═══ DATA SUPPLIED

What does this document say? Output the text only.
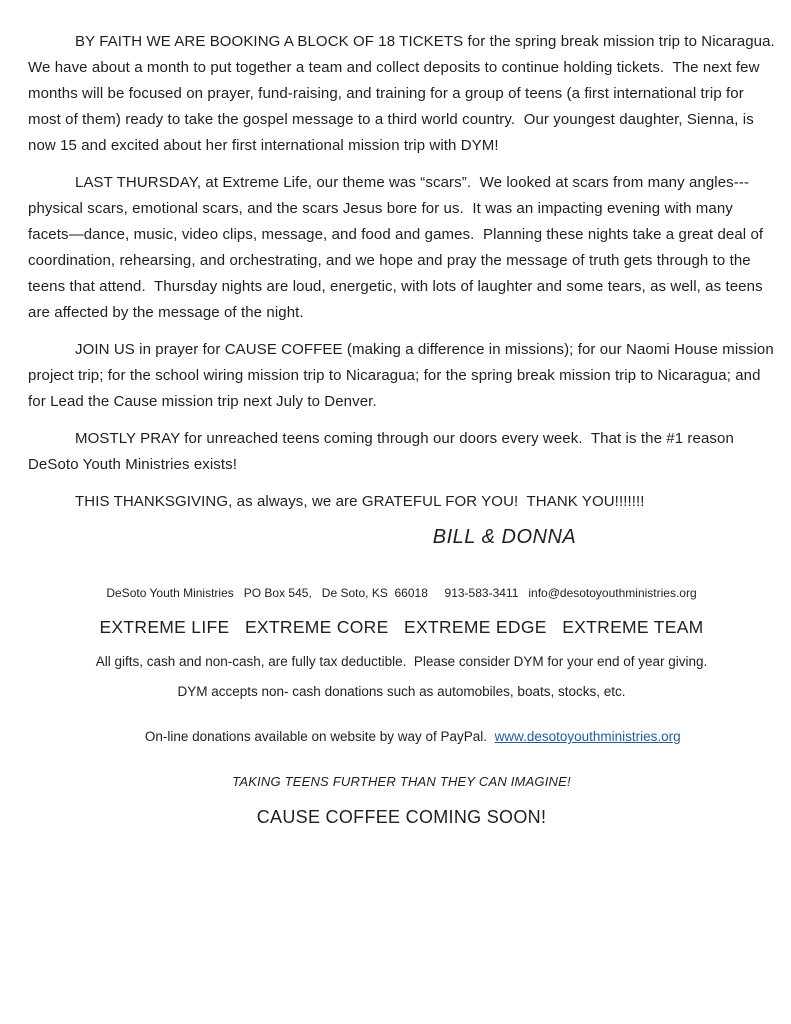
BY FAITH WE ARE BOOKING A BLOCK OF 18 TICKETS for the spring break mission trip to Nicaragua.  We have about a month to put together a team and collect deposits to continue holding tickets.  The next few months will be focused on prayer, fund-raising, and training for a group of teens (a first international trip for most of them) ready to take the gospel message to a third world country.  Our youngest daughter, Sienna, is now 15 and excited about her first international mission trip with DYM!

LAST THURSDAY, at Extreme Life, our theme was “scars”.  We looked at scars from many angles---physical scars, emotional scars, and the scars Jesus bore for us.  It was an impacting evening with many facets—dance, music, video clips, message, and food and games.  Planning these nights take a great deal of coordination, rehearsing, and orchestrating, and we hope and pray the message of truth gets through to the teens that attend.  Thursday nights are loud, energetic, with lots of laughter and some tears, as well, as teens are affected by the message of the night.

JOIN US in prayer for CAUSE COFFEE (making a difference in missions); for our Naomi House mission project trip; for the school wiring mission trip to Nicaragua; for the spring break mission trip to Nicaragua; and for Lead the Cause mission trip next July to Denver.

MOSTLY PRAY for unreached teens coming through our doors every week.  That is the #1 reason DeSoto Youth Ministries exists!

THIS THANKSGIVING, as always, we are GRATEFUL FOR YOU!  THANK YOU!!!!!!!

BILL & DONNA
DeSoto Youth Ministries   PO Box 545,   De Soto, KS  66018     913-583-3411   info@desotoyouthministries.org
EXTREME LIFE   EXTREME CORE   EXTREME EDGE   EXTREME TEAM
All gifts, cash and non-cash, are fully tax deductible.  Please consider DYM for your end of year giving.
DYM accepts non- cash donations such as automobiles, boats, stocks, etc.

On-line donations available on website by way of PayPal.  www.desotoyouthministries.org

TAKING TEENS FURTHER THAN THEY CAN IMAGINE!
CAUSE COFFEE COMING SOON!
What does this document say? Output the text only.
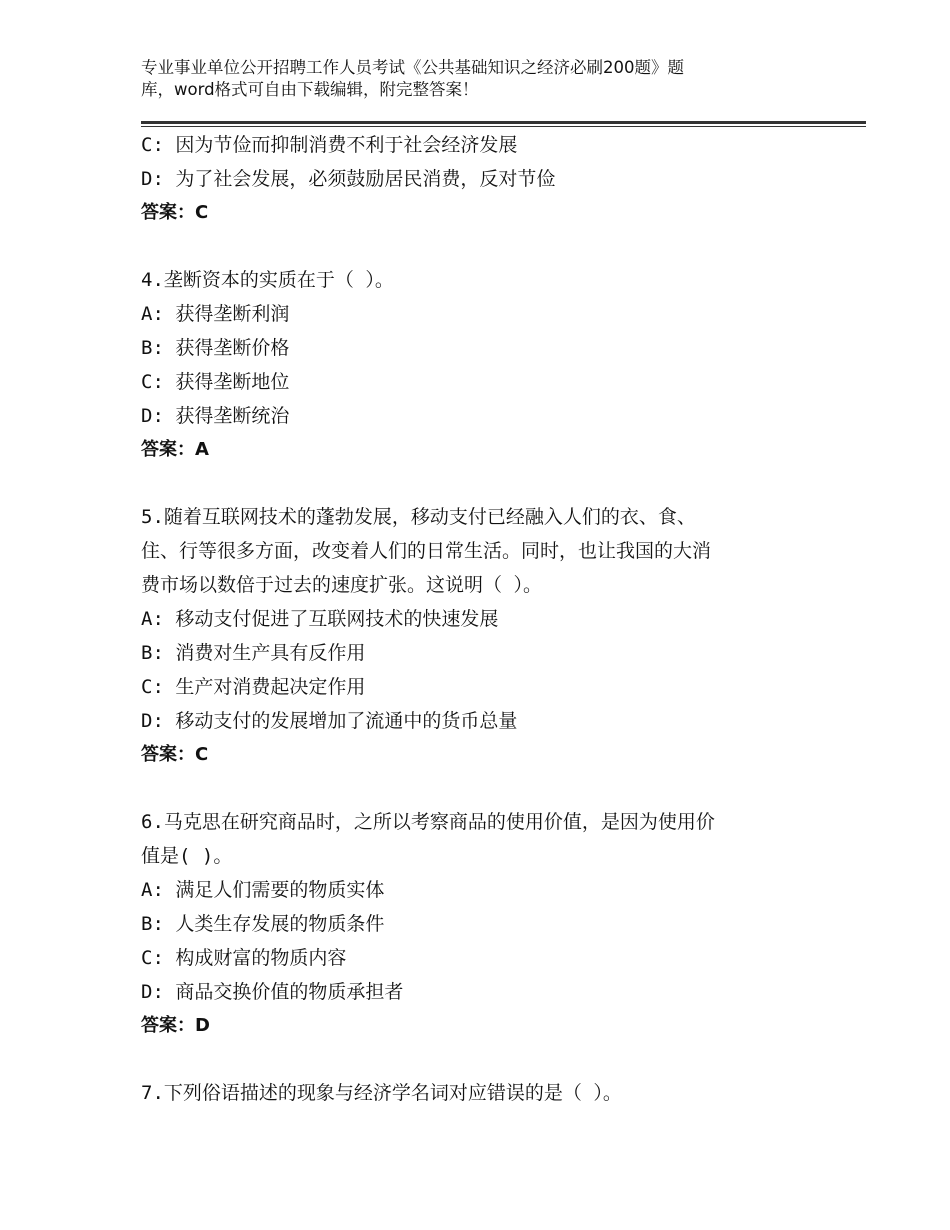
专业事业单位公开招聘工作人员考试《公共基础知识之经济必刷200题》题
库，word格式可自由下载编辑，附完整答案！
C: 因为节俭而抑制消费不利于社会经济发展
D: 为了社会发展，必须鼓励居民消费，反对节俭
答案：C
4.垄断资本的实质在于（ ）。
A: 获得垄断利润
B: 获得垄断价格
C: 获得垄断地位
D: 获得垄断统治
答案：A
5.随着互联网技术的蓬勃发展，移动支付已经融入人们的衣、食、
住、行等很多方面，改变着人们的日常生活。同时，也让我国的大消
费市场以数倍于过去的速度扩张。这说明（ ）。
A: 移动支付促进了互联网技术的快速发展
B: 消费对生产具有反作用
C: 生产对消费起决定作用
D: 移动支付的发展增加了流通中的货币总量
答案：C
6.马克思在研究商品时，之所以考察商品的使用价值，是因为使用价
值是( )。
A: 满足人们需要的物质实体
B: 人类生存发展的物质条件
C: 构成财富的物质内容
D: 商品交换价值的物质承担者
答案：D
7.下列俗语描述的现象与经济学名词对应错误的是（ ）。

══════

## YOUR INSTRUCTIONS
Show all lines in the entries above where the word "CAUSE" appears.

## ANSWER TO THIS EXERCISE
JOIN US in prayer for CAUSE COFFEE (making a difference in missions); for our Naomi House mission project trip; for the school wiring mission trip to Nicaragua; for the spring break mission trip to Nicaragua; and for Lead the Cause mission trip next July to Denver.
CAUSE COFFEE COMING SOON!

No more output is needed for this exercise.